[Exercise details] Without changing a character, return the entries, but not the images they hold.

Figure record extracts
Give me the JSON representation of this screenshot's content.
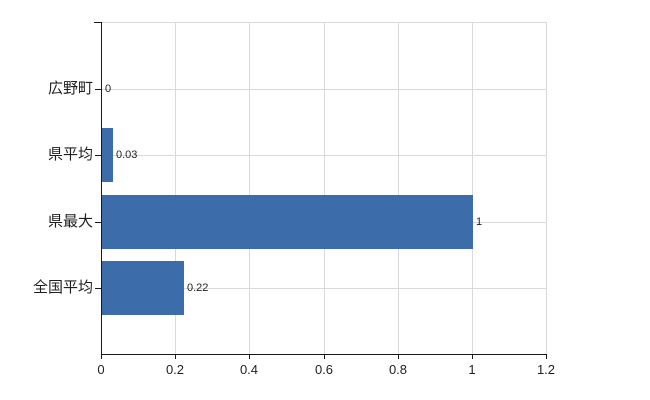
{
  "chart_data": {
    "type": "bar",
    "orientation": "horizontal",
    "title": "",
    "xlabel": "",
    "ylabel": "",
    "categories": [
      "広野町",
      "県平均",
      "県最大",
      "全国平均"
    ],
    "values": [
      0,
      0.03,
      1,
      0.22
    ],
    "value_labels": [
      "0",
      "0.03",
      "1",
      "0.22"
    ],
    "xlim": [
      0,
      1.2
    ],
    "x_ticks": [
      0,
      0.2,
      0.4,
      0.6,
      0.8,
      1,
      1.2
    ],
    "x_tick_labels": [
      "0",
      "0.2",
      "0.4",
      "0.6",
      "0.8",
      "1",
      "1.2"
    ],
    "grid": "on",
    "legend": "none",
    "colors": {
      "bar": "#3c6daa",
      "grid": "#d9d9d9",
      "axis": "#1a1a1a",
      "text": "#1f1f1f"
    }
  }
}
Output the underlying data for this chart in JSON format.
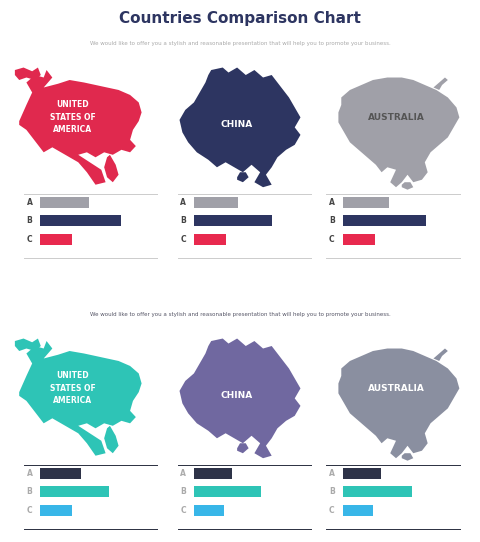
{
  "title": "Countries Comparison Chart",
  "subtitle": "We would like to offer you a stylish and reasonable presentation that will help you to promote your business.",
  "slide1": {
    "bg_color": "#f0f0f0",
    "title_color": "#2d3561",
    "subtitle_color": "#aaaaaa",
    "country_colors": [
      "#e0294e",
      "#2d3561",
      "#a0a0a8"
    ],
    "bar_colors_A": "#a0a0a8",
    "bar_colors_B": "#2d3561",
    "bar_colors_C": "#e8294e",
    "bar_values": [
      [
        0.42,
        0.7,
        0.28
      ],
      [
        0.38,
        0.68,
        0.28
      ],
      [
        0.4,
        0.72,
        0.28
      ]
    ],
    "label_color": "#444444",
    "line_color": "#cccccc",
    "text_colors": [
      "#ffffff",
      "#ffffff",
      "#666666"
    ]
  },
  "slide2": {
    "bg_color": "#1a1f2e",
    "title_color": "#ffffff",
    "subtitle_color": "#555566",
    "country_colors": [
      "#2ec4b6",
      "#7068a0",
      "#8a8fa0"
    ],
    "bar_colors_A": "#2e3348",
    "bar_colors_B": "#2ec4b6",
    "bar_colors_C": "#38b6e8",
    "bar_values": [
      [
        0.35,
        0.6,
        0.28
      ],
      [
        0.33,
        0.58,
        0.26
      ],
      [
        0.33,
        0.6,
        0.26
      ]
    ],
    "label_color": "#aaaaaa",
    "line_color": "#2a2f40",
    "text_colors": [
      "#000000",
      "#000000",
      "#ffffff"
    ]
  }
}
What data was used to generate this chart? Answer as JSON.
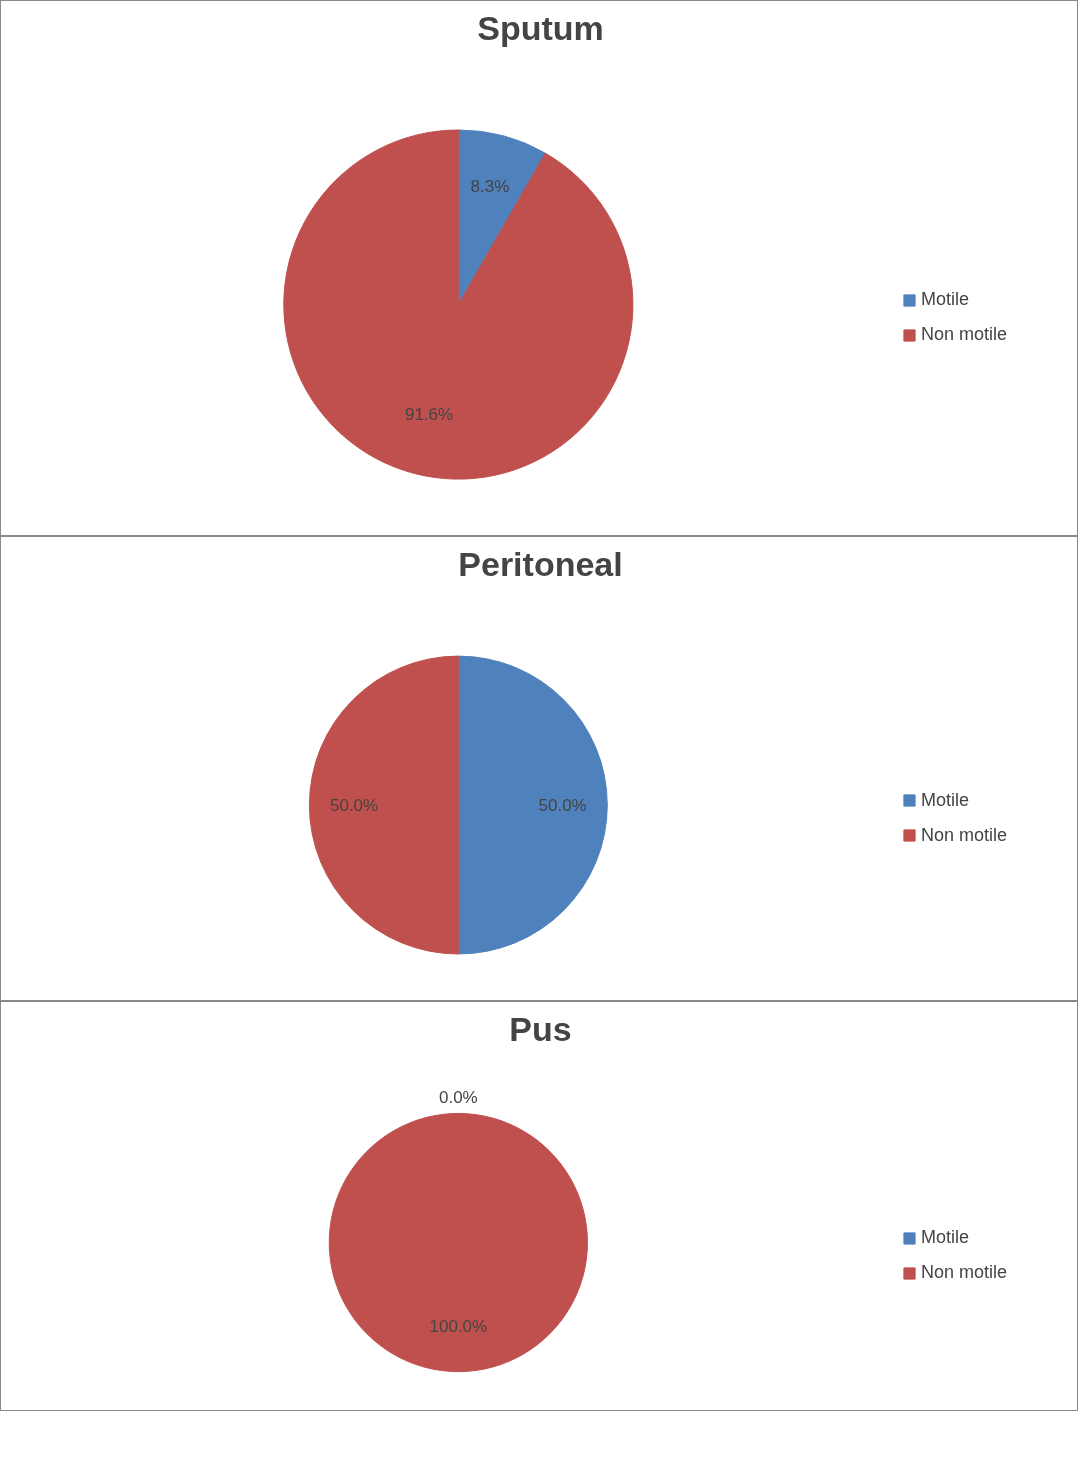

[The result]
Give me the JSON representation of this screenshot's content.
{
  "chart_data": {
    "type": "bar",
    "orientation": "horizontal",
    "title": "",
    "xlabel": "",
    "ylabel": "",
    "categories": [
      "広野町",
      "県平均",
      "県最大",
      "全国平均"
    ],
    "values": [
      0,
      0.03,
      1,
      0.22
    ],
    "value_labels": [
      "0",
      "0.03",
      "1",
      "0.22"
    ],
    "xlim": [
      0,
      1.2
    ],
    "x_ticks": [
      0,
      0.2,
      0.4,
      0.6,
      0.8,
      1,
      1.2
    ],
    "x_tick_labels": [
      "0",
      "0.2",
      "0.4",
      "0.6",
      "0.8",
      "1",
      "1.2"
    ],
    "grid": "on",
    "legend": "none",
    "colors": {
      "bar": "#3c6daa",
      "grid": "#d9d9d9",
      "axis": "#1a1a1a",
      "text": "#1f1f1f"
    }
  }
}
Output the underlying data for this chart in JSON format.
{
  "title": "Countries Comparison Chart",
  "subtitle": "We would like to offer you a stylish and reasonable presentation that will help you to promote your business.",
  "slide1": {
    "bg_color": "#f0f0f0",
    "title_color": "#2d3561",
    "subtitle_color": "#aaaaaa",
    "country_colors": [
      "#e0294e",
      "#2d3561",
      "#a0a0a8"
    ],
    "bar_colors_A": "#a0a0a8",
    "bar_colors_B": "#2d3561",
    "bar_colors_C": "#e8294e",
    "bar_values": [
      [
        0.42,
        0.7,
        0.28
      ],
      [
        0.38,
        0.68,
        0.28
      ],
      [
        0.4,
        0.72,
        0.28
      ]
    ],
    "label_color": "#444444",
    "line_color": "#cccccc",
    "text_colors": [
      "#ffffff",
      "#ffffff",
      "#666666"
    ]
  },
  "slide2": {
    "bg_color": "#1a1f2e",
    "title_color": "#ffffff",
    "subtitle_color": "#555566",
    "country_colors": [
      "#2ec4b6",
      "#7068a0",
      "#8a8fa0"
    ],
    "bar_colors_A": "#2e3348",
    "bar_colors_B": "#2ec4b6",
    "bar_colors_C": "#38b6e8",
    "bar_values": [
      [
        0.35,
        0.6,
        0.28
      ],
      [
        0.33,
        0.58,
        0.26
      ],
      [
        0.33,
        0.6,
        0.26
      ]
    ],
    "label_color": "#aaaaaa",
    "line_color": "#2a2f40",
    "text_colors": [
      "#000000",
      "#000000",
      "#ffffff"
    ]
  }
}
What data was used to generate this chart? Answer as JSON.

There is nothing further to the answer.